_SHORT PROBLEM_
Assemble all lines in which the string "image" appears.

_TASK INPUT_
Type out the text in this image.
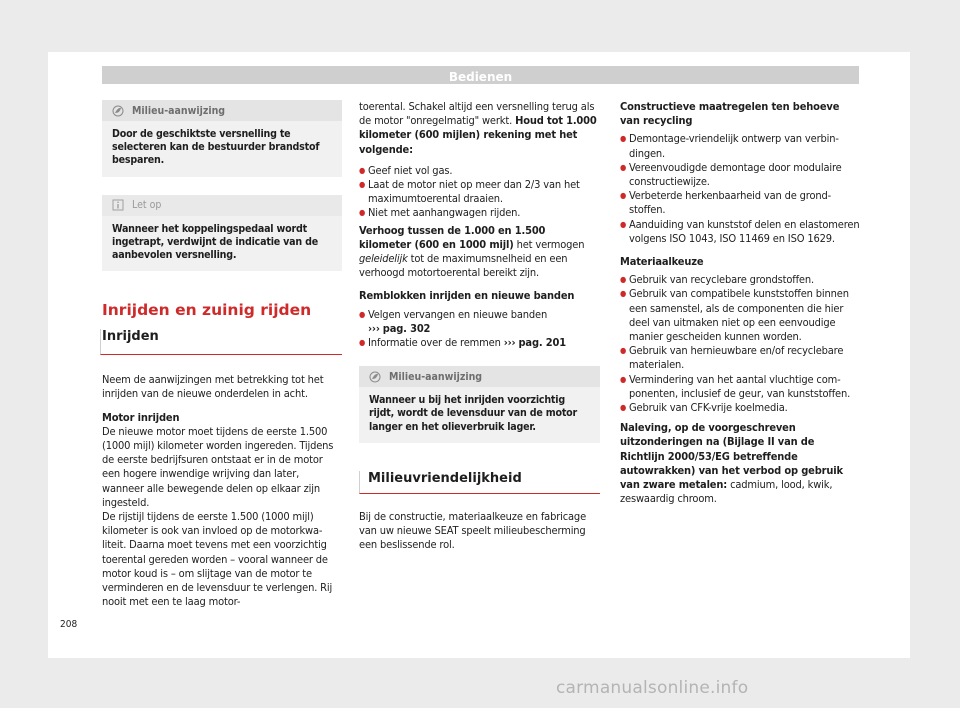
Bedienen
Milieu-aanwijzing

Door de geschiktste versnelling te selecteren kan de bestuurder brandstof besparen.

Let op

Wanneer het koppelingspedaal wordt ingetrapt, verdwijnt de indicatie van de aanbevolen versnelling.

Inrijden en zuinig rijden
Inrijden

Neem de aanwijzingen met betrekking tot het inrijden van de nieuwe onderdelen in acht.

Motor inrijden

De nieuwe motor moet tijdens de eerste 1.500 (1000 mijl) kilometer worden ingereden. Tijdens de eerste bedrijfsuren ontstaat er in de motor een hogere inwendige wrijving dan later, wanneer alle bewegende delen op elkaar zijn ingesteld.

De rijstijl tijdens de eerste 1.500 (1000 mijl) kilometer is ook van invloed op de motorkwaliteit. Daarna moet tevens met een voorzichtig toerental gereden worden – vooral wanneer de motor koud is – om slijtage van de motor te verminderen en de levensduur te verlengen. Rij nooit met een te laag motor-

toerental. Schakel altijd een versnelling terug als de motor "onregelmatig" werkt. Houd tot 1.000 kilometer (600 mijlen) rekening met het volgende:

● Geef niet vol gas.
● Laat de motor niet op meer dan 2/3 van het maximumtoerental draaien.
● Niet met aanhangwagen rijden.

Verhoog tussen de 1.000 en 1.500 kilometer (600 en 1000 mijl) het vermogen geleidelijk tot de maximumsnelheid en een verhoogd motortoerental bereikt zijn.

Remblokken inrijden en nieuwe banden

● Velgen vervangen en nieuwe banden
››› pag. 302
● Informatie over de remmen ››› pag. 201
Milieu-aanwijzing

Wanneer u bij het inrijden voorzichtig rijdt, wordt de levensduur van de motor langer en het olieverbruik lager.

Milieuvriendelijkheid

Bij de constructie, materiaalkeuze en fabricage van uw nieuwe SEAT speelt milieubescherming een beslissende rol.

Constructieve maatregelen ten behoeve van recycling

● Demontage-vriendelijk ontwerp van verbindingen.
● Vereenvoudigde demontage door modulaire constructiewijze.
● Verbeterde herkenbaarheid van de grondstoffen.
● Aanduiding van kunststof delen en elastomeren volgens ISO 1043, ISO 11469 en ISO 1629.

Materiaalkeuze

● Gebruik van recyclebare grondstoffen.
● Gebruik van compatibele kunststoffen binnen een samenstel, als de componenten die hier deel van uitmaken niet op een eenvoudige manier gescheiden kunnen worden.
● Gebruik van hernieuwbare en/of recyclebare materialen.
● Vermindering van het aantal vluchtige componenten, inclusief de geur, van kunststoffen.
● Gebruik van CFK-vrije koelmedia.

Naleving, op de voorgeschreven uitzonderingen na (Bijlage II van de Richtlijn 2000/53/EG betreffende autowrakken) van het verbod op gebruik van zware metalen: cadmium, lood, kwik, zeswaardig chroom.

208
carmanualsonline.info
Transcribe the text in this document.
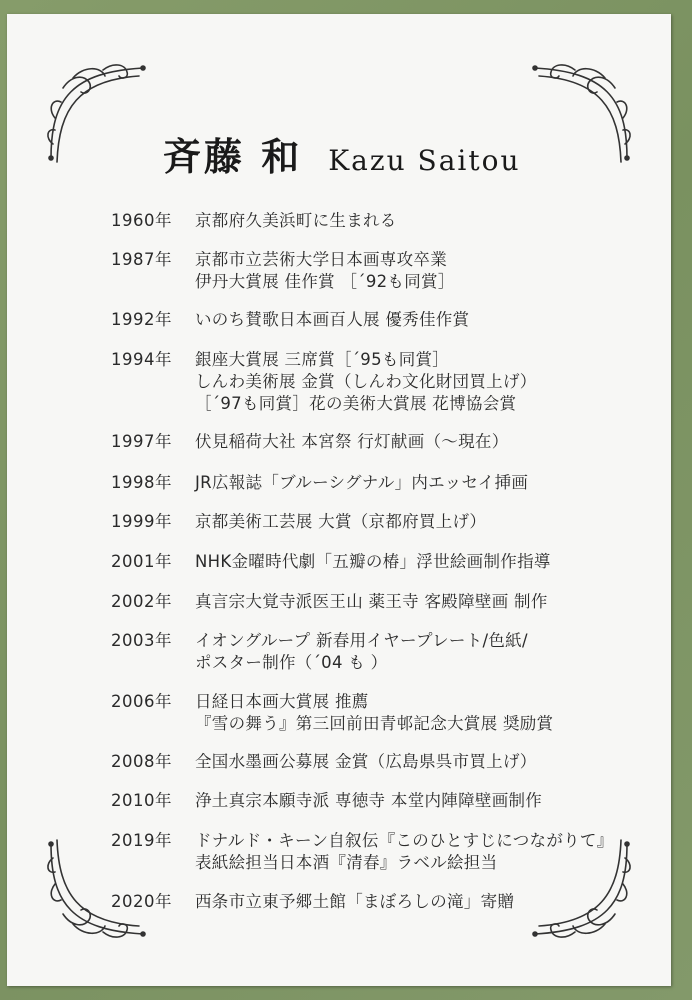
斉藤 和 Kazu Saitou
1960年	京都府久美浜町に生まれる
1987年	京都市立芸術大学日本画専攻卒業
伊丹大賞展 佳作賞 ［´92も同賞］
1992年	いのち賛歌日本画百人展 優秀佳作賞
1994年	銀座大賞展 三席賞［´95も同賞］
しんわ美術展 金賞（しんわ文化財団買上げ）
［´97も同賞］花の美術大賞展 花博協会賞
1997年	伏見稲荷大社 本宮祭 行灯献画（～現在）
1998年	JR広報誌「ブルーシグナル」内エッセイ挿画
1999年	京都美術工芸展 大賞（京都府買上げ）
2001年	NHK金曜時代劇「五瓣の椿」浮世絵画制作指導
2002年	真言宗大覚寺派医王山 薬王寺 客殿障壁画 制作
2003年	イオングループ 新春用イヤープレート/色紙/
ポスター制作（´04 も ）
2006年	日経日本画大賞展 推薦
『雪の舞う』第三回前田青邨記念大賞展 奨励賞
2008年	全国水墨画公募展 金賞（広島県呉市買上げ）
2010年	浄土真宗本願寺派 専徳寺 本堂内陣障壁画制作
2019年	ドナルド・キーン自叙伝『このひとすじにつながりて』
表紙絵担当日本酒『清春』ラベル絵担当
2020年	西条市立東予郷土館「まぼろしの滝」寄贈
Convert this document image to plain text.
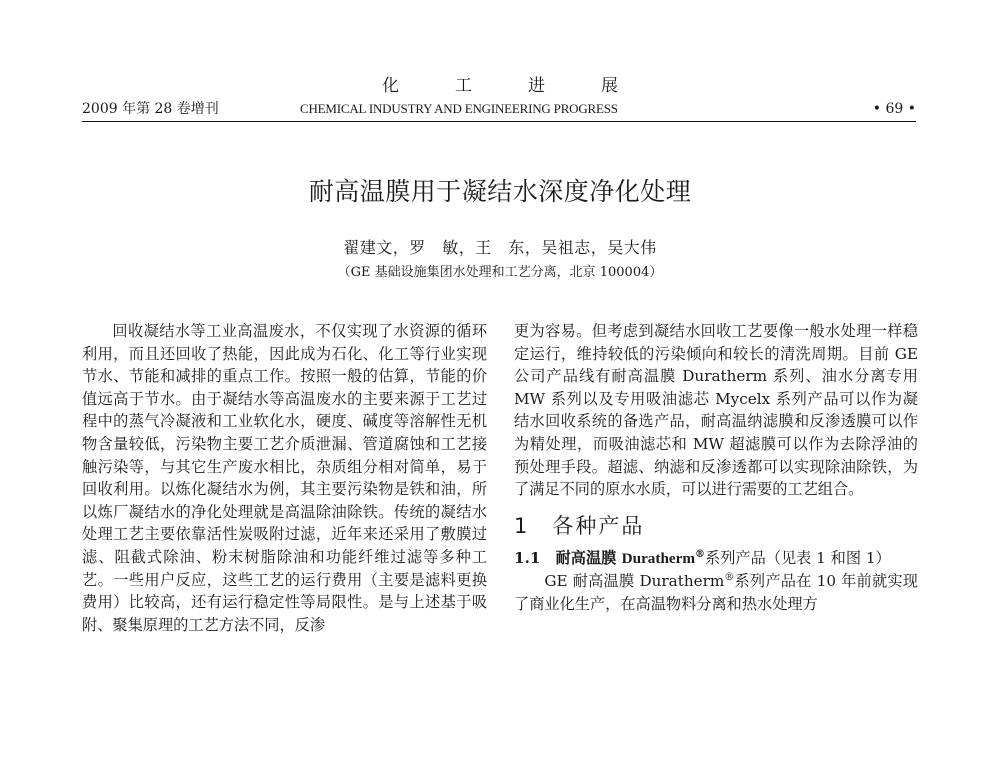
化	工	进	展
2009 年第 28 卷增刊	CHEMICAL INDUSTRY AND ENGINEERING PROGRESS	• 69 •
耐高温膜用于凝结水深度净化处理
翟建文，罗　敏，王　东，吴祖志，吴大伟
（GE 基础设施集团水处理和工艺分离，北京 100004）

回收凝结水等工业高温废水，不仅实现了水资源的循环利用，而且还回收了热能，因此成为石化、化工等行业实现节水、节能和减排的重点工作。按照一般的估算，节能的价值远高于节水。由于凝结水等高温废水的主要来源于工艺过程中的蒸气冷凝液和工业软化水，硬度、碱度等溶解性无机物含量较低，污染物主要工艺介质泄漏、管道腐蚀和工艺接触污染等，与其它生产废水相比，杂质组分相对简单，易于回收利用。以炼化凝结水为例，其主要污染物是铁和油，所以炼厂凝结水的净化处理就是高温除油除铁。传统的凝结水处理工艺主要依靠活性炭吸附过滤，近年来还采用了敷膜过滤、阻截式除油、粉末树脂除油和功能纤维过滤等多种工艺。一些用户反应，这些工艺的运行费用（主要是滤料更换费用）比较高，还有运行稳定性等局限性。是与上述基于吸附、聚集原理的工艺方法不同，反渗

更为容易。但考虑到凝结水回收工艺要像一般水处理一样稳定运行，维持较低的污染倾向和较长的清洗周期。目前 GE 公司产品线有耐高温膜 Duratherm 系列、油水分离专用 MW 系列以及专用吸油滤芯 Mycelx 系列产品可以作为凝结水回收系统的备选产品，耐高温纳滤膜和反渗透膜可以作为精处理，而吸油滤芯和 MW 超滤膜可以作为去除浮油的预处理手段。超滤、纳滤和反渗透都可以实现除油除铁，为了满足不同的原水水质，可以进行需要的工艺组合。

1　各种产品

1.1　耐高温膜 Duratherm®系列产品（见表 1 和图 1）

GE 耐高温膜 Duratherm®系列产品在 10 年前就实现了商业化生产，在高温物料分离和热水处理方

_EXERCISE OUTPUT_
Type out the text in this image.
Convert this document image to plain text.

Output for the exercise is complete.